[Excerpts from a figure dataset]
----

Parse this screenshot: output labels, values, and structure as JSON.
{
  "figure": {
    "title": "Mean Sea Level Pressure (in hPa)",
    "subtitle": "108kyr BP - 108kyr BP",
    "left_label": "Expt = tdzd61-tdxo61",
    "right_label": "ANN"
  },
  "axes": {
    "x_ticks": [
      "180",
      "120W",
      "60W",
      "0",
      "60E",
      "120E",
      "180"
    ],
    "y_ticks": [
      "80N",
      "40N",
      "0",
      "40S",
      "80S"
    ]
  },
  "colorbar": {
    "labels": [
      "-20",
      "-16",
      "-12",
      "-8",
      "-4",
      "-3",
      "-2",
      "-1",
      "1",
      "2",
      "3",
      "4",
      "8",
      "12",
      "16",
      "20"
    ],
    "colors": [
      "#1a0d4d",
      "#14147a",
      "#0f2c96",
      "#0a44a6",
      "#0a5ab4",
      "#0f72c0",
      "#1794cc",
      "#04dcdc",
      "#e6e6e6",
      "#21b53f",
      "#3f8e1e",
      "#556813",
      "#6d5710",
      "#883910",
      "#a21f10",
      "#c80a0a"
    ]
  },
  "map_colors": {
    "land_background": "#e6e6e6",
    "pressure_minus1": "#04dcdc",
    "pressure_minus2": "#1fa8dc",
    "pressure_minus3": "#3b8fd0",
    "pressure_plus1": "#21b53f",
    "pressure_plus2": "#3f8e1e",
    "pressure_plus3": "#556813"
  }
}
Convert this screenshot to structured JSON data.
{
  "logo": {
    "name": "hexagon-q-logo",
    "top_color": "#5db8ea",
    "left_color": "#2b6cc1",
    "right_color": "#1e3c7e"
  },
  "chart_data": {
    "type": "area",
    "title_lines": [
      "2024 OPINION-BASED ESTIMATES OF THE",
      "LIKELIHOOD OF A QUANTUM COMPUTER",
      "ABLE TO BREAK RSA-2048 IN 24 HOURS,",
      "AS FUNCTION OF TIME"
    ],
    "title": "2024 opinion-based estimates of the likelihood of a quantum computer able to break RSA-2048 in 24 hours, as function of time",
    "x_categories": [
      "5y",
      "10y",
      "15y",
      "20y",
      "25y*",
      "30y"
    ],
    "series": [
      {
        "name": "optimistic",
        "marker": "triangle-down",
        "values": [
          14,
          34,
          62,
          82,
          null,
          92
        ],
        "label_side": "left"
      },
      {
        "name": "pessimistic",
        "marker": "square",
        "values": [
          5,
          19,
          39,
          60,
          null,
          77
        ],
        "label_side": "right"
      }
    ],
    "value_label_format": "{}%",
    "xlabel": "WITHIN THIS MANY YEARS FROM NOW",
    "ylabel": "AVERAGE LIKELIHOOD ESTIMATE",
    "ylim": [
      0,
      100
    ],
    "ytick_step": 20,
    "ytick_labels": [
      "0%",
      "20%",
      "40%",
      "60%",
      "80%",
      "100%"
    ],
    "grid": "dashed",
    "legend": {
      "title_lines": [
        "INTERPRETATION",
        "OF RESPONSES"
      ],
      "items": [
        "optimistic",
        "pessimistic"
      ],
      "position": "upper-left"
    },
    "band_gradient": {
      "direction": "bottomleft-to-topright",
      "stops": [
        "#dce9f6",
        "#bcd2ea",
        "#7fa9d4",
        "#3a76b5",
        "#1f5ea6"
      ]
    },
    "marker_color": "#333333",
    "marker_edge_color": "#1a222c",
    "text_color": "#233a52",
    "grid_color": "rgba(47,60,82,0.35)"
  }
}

----

■ EXERCISE
Transcribe every entry word for word.

■ RESPONSE
Parse this screenshot: output labels, values, and structure as JSON.
{
  "figure": {
    "title": "Mean Sea Level Pressure (in hPa)",
    "subtitle": "108kyr BP - 108kyr BP",
    "left_label": "Expt = tdzd61-tdxo61",
    "right_label": "ANN"
  },
  "axes": {
    "x_ticks": [
      "180",
      "120W",
      "60W",
      "0",
      "60E",
      "120E",
      "180"
    ],
    "y_ticks": [
      "80N",
      "40N",
      "0",
      "40S",
      "80S"
    ]
  },
  "colorbar": {
    "labels": [
      "-20",
      "-16",
      "-12",
      "-8",
      "-4",
      "-3",
      "-2",
      "-1",
      "1",
      "2",
      "3",
      "4",
      "8",
      "12",
      "16",
      "20"
    ],
    "colors": [
      "#1a0d4d",
      "#14147a",
      "#0f2c96",
      "#0a44a6",
      "#0a5ab4",
      "#0f72c0",
      "#1794cc",
      "#04dcdc",
      "#e6e6e6",
      "#21b53f",
      "#3f8e1e",
      "#556813",
      "#6d5710",
      "#883910",
      "#a21f10",
      "#c80a0a"
    ]
  },
  "map_colors": {
    "land_background": "#e6e6e6",
    "pressure_minus1": "#04dcdc",
    "pressure_minus2": "#1fa8dc",
    "pressure_minus3": "#3b8fd0",
    "pressure_plus1": "#21b53f",
    "pressure_plus2": "#3f8e1e",
    "pressure_plus3": "#556813"
  }
}
Convert this screenshot to structured JSON data.
{
  "logo": {
    "name": "hexagon-q-logo",
    "top_color": "#5db8ea",
    "left_color": "#2b6cc1",
    "right_color": "#1e3c7e"
  },
  "chart_data": {
    "type": "area",
    "title_lines": [
      "2024 OPINION-BASED ESTIMATES OF THE",
      "LIKELIHOOD OF A QUANTUM COMPUTER",
      "ABLE TO BREAK RSA-2048 IN 24 HOURS,",
      "AS FUNCTION OF TIME"
    ],
    "title": "2024 opinion-based estimates of the likelihood of a quantum computer able to break RSA-2048 in 24 hours, as function of time",
    "x_categories": [
      "5y",
      "10y",
      "15y",
      "20y",
      "25y*",
      "30y"
    ],
    "series": [
      {
        "name": "optimistic",
        "marker": "triangle-down",
        "values": [
          14,
          34,
          62,
          82,
          null,
          92
        ],
        "label_side": "left"
      },
      {
        "name": "pessimistic",
        "marker": "square",
        "values": [
          5,
          19,
          39,
          60,
          null,
          77
        ],
        "label_side": "right"
      }
    ],
    "value_label_format": "{}%",
    "xlabel": "WITHIN THIS MANY YEARS FROM NOW",
    "ylabel": "AVERAGE LIKELIHOOD ESTIMATE",
    "ylim": [
      0,
      100
    ],
    "ytick_step": 20,
    "ytick_labels": [
      "0%",
      "20%",
      "40%",
      "60%",
      "80%",
      "100%"
    ],
    "grid": "dashed",
    "legend": {
      "title_lines": [
        "INTERPRETATION",
        "OF RESPONSES"
      ],
      "items": [
        "optimistic",
        "pessimistic"
      ],
      "position": "upper-left"
    },
    "band_gradient": {
      "direction": "bottomleft-to-topright",
      "stops": [
        "#dce9f6",
        "#bcd2ea",
        "#7fa9d4",
        "#3a76b5",
        "#1f5ea6"
      ]
    },
    "marker_color": "#333333",
    "marker_edge_color": "#1a222c",
    "text_color": "#233a52",
    "grid_color": "rgba(47,60,82,0.35)"
  }
}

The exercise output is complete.